> WORK TO BE COMPLETED
Search the material for the word "title" and copy each line that holds it.

(Extracts from a graphics dataset)
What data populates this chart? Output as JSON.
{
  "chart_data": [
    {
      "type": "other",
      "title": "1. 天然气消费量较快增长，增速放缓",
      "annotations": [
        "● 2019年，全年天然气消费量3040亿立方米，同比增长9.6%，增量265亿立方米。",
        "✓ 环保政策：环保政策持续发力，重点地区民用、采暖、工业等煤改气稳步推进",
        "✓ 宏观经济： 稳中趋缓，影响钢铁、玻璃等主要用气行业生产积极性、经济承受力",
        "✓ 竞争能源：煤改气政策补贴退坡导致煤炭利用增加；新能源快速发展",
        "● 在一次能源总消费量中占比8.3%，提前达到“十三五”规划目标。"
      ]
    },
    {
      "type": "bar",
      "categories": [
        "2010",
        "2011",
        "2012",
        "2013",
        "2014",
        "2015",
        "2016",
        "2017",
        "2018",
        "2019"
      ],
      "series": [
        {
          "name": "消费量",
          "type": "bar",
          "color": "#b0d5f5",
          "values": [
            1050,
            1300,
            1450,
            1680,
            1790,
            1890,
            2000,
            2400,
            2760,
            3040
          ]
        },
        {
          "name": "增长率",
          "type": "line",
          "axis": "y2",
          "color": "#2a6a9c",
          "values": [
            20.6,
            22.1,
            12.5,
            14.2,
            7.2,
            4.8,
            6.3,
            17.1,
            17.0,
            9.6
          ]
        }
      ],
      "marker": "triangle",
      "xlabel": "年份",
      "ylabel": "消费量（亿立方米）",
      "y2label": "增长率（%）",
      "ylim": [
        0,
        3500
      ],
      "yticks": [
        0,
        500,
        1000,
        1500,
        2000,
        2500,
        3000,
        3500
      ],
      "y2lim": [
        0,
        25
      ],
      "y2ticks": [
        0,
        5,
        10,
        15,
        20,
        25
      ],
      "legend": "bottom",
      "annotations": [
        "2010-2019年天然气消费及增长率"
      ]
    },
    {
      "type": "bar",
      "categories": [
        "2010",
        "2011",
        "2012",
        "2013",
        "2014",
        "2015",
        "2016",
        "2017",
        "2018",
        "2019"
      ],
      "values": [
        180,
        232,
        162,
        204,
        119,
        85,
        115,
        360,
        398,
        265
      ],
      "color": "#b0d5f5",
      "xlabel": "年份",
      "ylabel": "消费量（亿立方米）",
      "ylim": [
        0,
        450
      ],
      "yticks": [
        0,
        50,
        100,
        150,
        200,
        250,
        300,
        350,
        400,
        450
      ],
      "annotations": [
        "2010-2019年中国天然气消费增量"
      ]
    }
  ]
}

* * *

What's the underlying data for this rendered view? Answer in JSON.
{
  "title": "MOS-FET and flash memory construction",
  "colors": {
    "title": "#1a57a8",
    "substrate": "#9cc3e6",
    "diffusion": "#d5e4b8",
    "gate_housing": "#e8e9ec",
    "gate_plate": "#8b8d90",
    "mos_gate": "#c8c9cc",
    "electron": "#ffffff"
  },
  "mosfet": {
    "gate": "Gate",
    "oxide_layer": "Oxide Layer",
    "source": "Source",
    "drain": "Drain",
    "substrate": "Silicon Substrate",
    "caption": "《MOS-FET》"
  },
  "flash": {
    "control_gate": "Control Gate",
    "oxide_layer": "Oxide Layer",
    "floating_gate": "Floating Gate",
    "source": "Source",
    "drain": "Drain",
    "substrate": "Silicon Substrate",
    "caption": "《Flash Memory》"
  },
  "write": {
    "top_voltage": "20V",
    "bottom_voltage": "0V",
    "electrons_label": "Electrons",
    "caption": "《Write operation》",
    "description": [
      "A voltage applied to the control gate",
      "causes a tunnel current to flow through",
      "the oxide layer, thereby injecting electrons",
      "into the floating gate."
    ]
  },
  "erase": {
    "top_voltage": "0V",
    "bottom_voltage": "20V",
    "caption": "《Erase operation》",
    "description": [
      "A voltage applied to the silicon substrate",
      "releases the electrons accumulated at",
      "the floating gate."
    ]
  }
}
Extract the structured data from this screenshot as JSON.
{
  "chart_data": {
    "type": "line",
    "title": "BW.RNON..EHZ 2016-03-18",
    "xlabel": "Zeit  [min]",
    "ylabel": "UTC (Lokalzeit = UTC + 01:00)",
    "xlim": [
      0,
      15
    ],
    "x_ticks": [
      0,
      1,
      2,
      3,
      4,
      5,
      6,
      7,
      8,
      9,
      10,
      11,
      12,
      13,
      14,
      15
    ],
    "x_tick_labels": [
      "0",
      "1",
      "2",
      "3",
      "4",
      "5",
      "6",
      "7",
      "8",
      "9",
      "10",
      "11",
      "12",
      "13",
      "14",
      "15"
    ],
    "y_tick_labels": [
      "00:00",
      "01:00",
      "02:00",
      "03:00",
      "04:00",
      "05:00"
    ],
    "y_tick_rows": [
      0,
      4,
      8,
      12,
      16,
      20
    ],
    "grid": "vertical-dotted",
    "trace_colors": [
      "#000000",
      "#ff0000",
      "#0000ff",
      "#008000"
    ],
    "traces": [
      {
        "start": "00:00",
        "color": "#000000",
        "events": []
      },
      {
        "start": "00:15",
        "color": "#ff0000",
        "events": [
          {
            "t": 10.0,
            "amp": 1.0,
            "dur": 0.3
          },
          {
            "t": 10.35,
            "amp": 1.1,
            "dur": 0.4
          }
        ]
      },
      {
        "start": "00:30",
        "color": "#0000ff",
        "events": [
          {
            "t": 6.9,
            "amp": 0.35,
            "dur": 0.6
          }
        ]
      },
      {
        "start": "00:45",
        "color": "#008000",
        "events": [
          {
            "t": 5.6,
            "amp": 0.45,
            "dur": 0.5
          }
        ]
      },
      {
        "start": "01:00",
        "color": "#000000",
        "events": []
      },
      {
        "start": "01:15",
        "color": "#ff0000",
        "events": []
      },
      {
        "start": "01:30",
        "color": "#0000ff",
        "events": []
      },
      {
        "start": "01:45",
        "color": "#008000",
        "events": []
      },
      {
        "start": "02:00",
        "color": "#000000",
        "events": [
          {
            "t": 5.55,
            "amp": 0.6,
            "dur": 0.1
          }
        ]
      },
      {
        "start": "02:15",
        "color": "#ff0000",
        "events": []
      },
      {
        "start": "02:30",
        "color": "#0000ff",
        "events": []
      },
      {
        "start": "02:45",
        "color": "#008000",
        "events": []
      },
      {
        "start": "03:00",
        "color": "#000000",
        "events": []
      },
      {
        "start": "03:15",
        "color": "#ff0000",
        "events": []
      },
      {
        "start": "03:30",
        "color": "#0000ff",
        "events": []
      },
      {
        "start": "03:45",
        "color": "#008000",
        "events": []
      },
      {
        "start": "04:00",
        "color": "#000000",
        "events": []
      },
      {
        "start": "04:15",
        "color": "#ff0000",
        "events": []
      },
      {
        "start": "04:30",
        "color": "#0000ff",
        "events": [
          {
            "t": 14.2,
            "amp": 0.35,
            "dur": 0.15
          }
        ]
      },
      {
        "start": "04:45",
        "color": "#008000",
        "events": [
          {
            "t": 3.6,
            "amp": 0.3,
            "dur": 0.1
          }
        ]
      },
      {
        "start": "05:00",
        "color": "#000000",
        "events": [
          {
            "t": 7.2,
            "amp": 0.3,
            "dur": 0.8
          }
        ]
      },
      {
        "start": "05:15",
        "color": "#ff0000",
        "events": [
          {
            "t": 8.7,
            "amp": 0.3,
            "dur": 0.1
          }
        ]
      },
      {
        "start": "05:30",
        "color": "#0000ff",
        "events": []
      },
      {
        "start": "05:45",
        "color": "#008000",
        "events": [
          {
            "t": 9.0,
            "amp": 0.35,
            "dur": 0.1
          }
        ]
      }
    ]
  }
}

> WRITTEN REPLY
      "title": "1. 天然气消费量较快增长，增速放缓",
  "title": "MOS-FET and flash memory construction",
    "title": "#1a57a8",
    "title": "BW.RNON..EHZ 2016-03-18",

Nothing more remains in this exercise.